* Begin *
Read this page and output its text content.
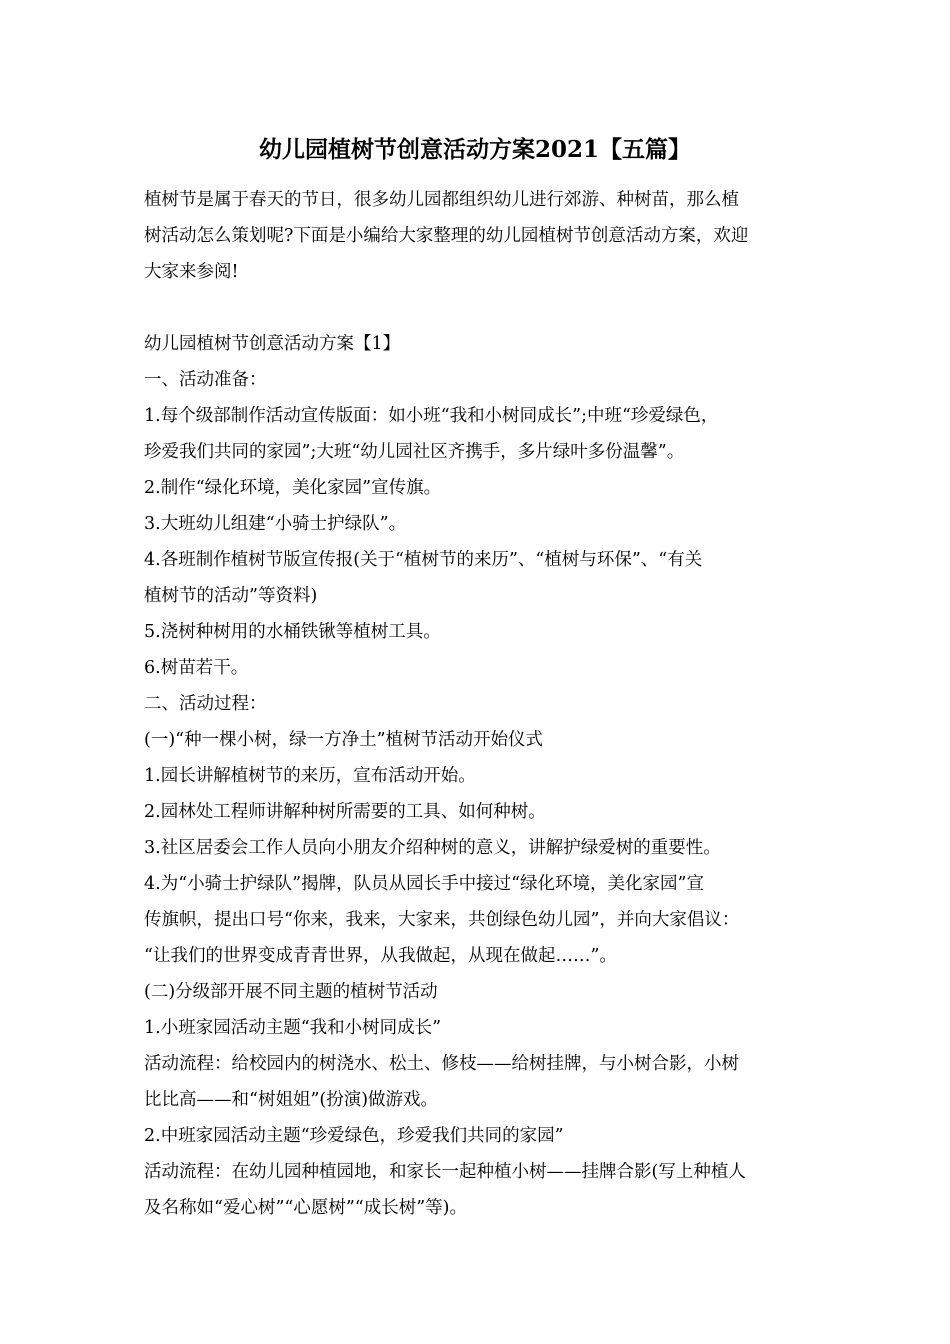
幼儿园植树节创意活动方案2021【五篇】

植树节是属于春天的节日，很多幼儿园都组织幼儿进行郊游、种树苗，那么植

树活动怎么策划呢?下面是小编给大家整理的幼儿园植树节创意活动方案，欢迎

大家来参阅!

幼儿园植树节创意活动方案【1】

一、活动准备：

1.每个级部制作活动宣传版面：如小班“我和小树同成长”;中班“珍爱绿色，

珍爱我们共同的家园”;大班“幼儿园社区齐携手，多片绿叶多份温馨”。

2.制作“绿化环境，美化家园”宣传旗。

3.大班幼儿组建“小骑士护绿队”。

4.各班制作植树节版宣传报(关于“植树节的来历”、“植树与环保”、“有关

植树节的活动”等资料)

5.浇树种树用的水桶铁锹等植树工具。

6.树苗若干。

二、活动过程：

(一)“种一棵小树，绿一方净土”植树节活动开始仪式

1.园长讲解植树节的来历，宣布活动开始。

2.园林处工程师讲解种树所需要的工具、如何种树。

3.社区居委会工作人员向小朋友介绍种树的意义，讲解护绿爱树的重要性。

4.为“小骑士护绿队”揭牌，队员从园长手中接过“绿化环境，美化家园”宣

传旗帜，提出口号“你来，我来，大家来，共创绿色幼儿园”，并向大家倡议：

“让我们的世界变成青青世界，从我做起，从现在做起……”。

(二)分级部开展不同主题的植树节活动

1.小班家园活动主题“我和小树同成长”

活动流程：给校园内的树浇水、松土、修枝——给树挂牌，与小树合影，小树

比比高——和“树姐姐”(扮演)做游戏。

2.中班家园活动主题“珍爱绿色，珍爱我们共同的家园”

活动流程：在幼儿园种植园地，和家长一起种植小树——挂牌合影(写上种植人

及名称如“爱心树”“心愿树”“成长树”等)。
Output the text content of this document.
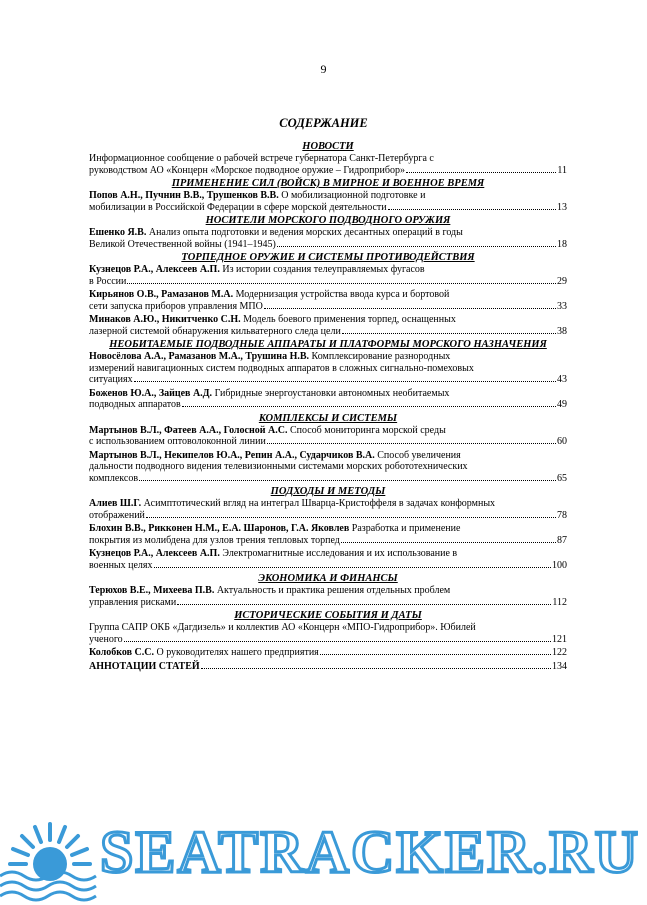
9
СОДЕРЖАНИЕ
НОВОСТИ
Информационное сообщение о рабочей встрече губернатора Санкт-Петербурга с
руководством АО «Концерн «Морское подводное оружие – Гидроприбор»	11
ПРИМЕНЕНИЕ СИЛ (ВОЙСК) В МИРНОЕ И ВОЕННОЕ ВРЕМЯ
Попов А.Н., Пучнин В.В., Трушенков В.В. О мобилизационной подготовке и
мобилизации в Российской Федерации в сфере морской деятельности	13
НОСИТЕЛИ МОРСКОГО ПОДВОДНОГО ОРУЖИЯ
Ешенко Я.В. Анализ опыта подготовки и ведения морских десантных операций в годы
Великой Отечественной войны (1941–1945)	18
ТОРПЕДНОЕ ОРУЖИЕ И СИСТЕМЫ ПРОТИВОДЕЙСТВИЯ
Кузнецов Р.А., Алексеев А.П. Из истории создания телеуправляемых фугасов
в России	29
Кирьянов О.В., Рамазанов М.А. Модернизация устройства ввода курса и бортовой
сети запуска приборов управления МПО	33
Минаков А.Ю., Никитченко С.Н. Модель боевого применения торпед, оснащенных
лазерной системой обнаружения кильватерного следа цели	38
НЕОБИТАЕМЫЕ ПОДВОДНЫЕ АППАРАТЫ И ПЛАТФОРМЫ МОРСКОГО НАЗНАЧЕНИЯ
Новосёлова А.А., Рамазанов М.А., Трушина Н.В. Комплексирование разнородных
измерений навигационных систем подводных аппаратов в сложных сигнально-помеховых
ситуациях	43
Боженов Ю.А., Зайцев А.Д. Гибридные энергоустановки автономных необитаемых
подводных аппаратов	49
КОМПЛЕКСЫ И СИСТЕМЫ
Мартынов В.Л., Фатеев А.А., Голосной А.С. Способ мониторинга морской среды
с использованием оптоволоконной линии	60
Мартынов В.Л., Некипелов Ю.А., Репин А.А., Сударчиков В.А. Способ увеличения
дальности подводного видения телевизионными системами морских робототехнических
комплексов	65
ПОДХОДЫ И МЕТОДЫ
Алиев Ш.Г. Асимптотический вгляд на интеграл Шварца-Кристоффеля в задачах конформных
отображений	78
Блохин В.В., Рикконен Н.М., Е.А. Шаронов, Г.А. Яковлев Разработка и применение
покрытия из молибдена для узлов трения тепловых торпед	87
Кузнецов Р.А., Алексеев А.П. Электромагнитные исследования и их использование в
военных целях	100
ЭКОНОМИКА И ФИНАНСЫ
Терюхов В.Е., Михеева П.В. Актуальность и практика решения отдельных проблем
управления рисками	112
ИСТОРИЧЕСКИЕ СОБЫТИЯ И ДАТЫ
Группа САПР ОКБ «Дагдизель» и коллектив АО «Концерн «МПО-Гидроприбор». Юбилей
ученого	121
Колобков С.С. О руководителях нашего предприятия	122
АННОТАЦИИ СТАТЕЙ	134
SEATRACKER.RU
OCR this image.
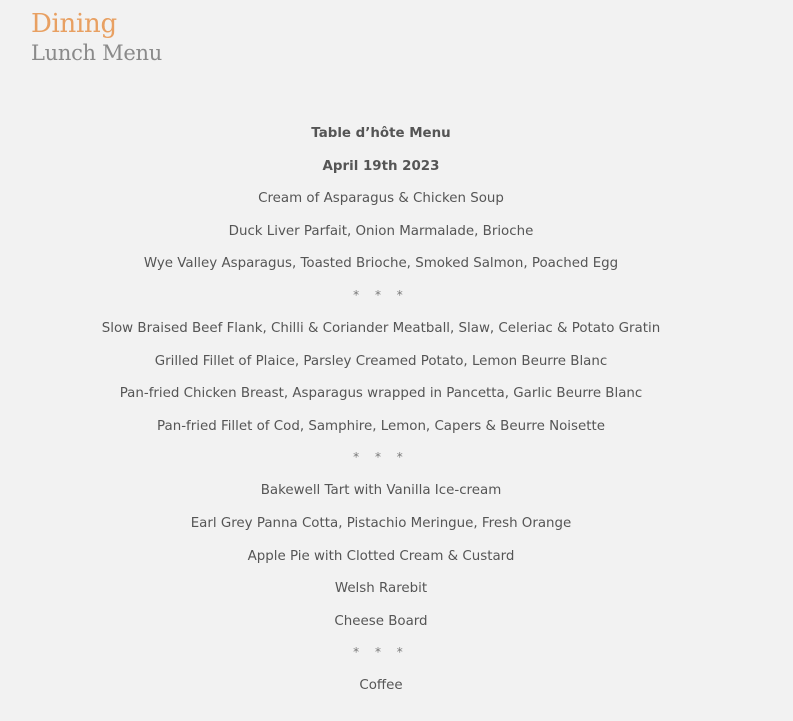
Dining
Lunch Menu
Table d’hôte Menu
April 19th 2023
Cream of Asparagus & Chicken Soup
Duck Liver Parfait, Onion Marmalade, Brioche
Wye Valley Asparagus, Toasted Brioche, Smoked Salmon, Poached Egg
* * *
Slow Braised Beef Flank, Chilli & Coriander Meatball, Slaw, Celeriac & Potato Gratin
Grilled Fillet of Plaice, Parsley Creamed Potato, Lemon Beurre Blanc
Pan-fried Chicken Breast, Asparagus wrapped in Pancetta, Garlic Beurre Blanc
Pan-fried Fillet of Cod, Samphire, Lemon, Capers & Beurre Noisette
* * *
Bakewell Tart with Vanilla Ice-cream
Earl Grey Panna Cotta, Pistachio Meringue, Fresh Orange
Apple Pie with Clotted Cream & Custard
Welsh Rarebit
Cheese Board
* * *
Coffee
* End *
Your answer should be only a number: how many lines of the data above contain the string "Beurre"?

3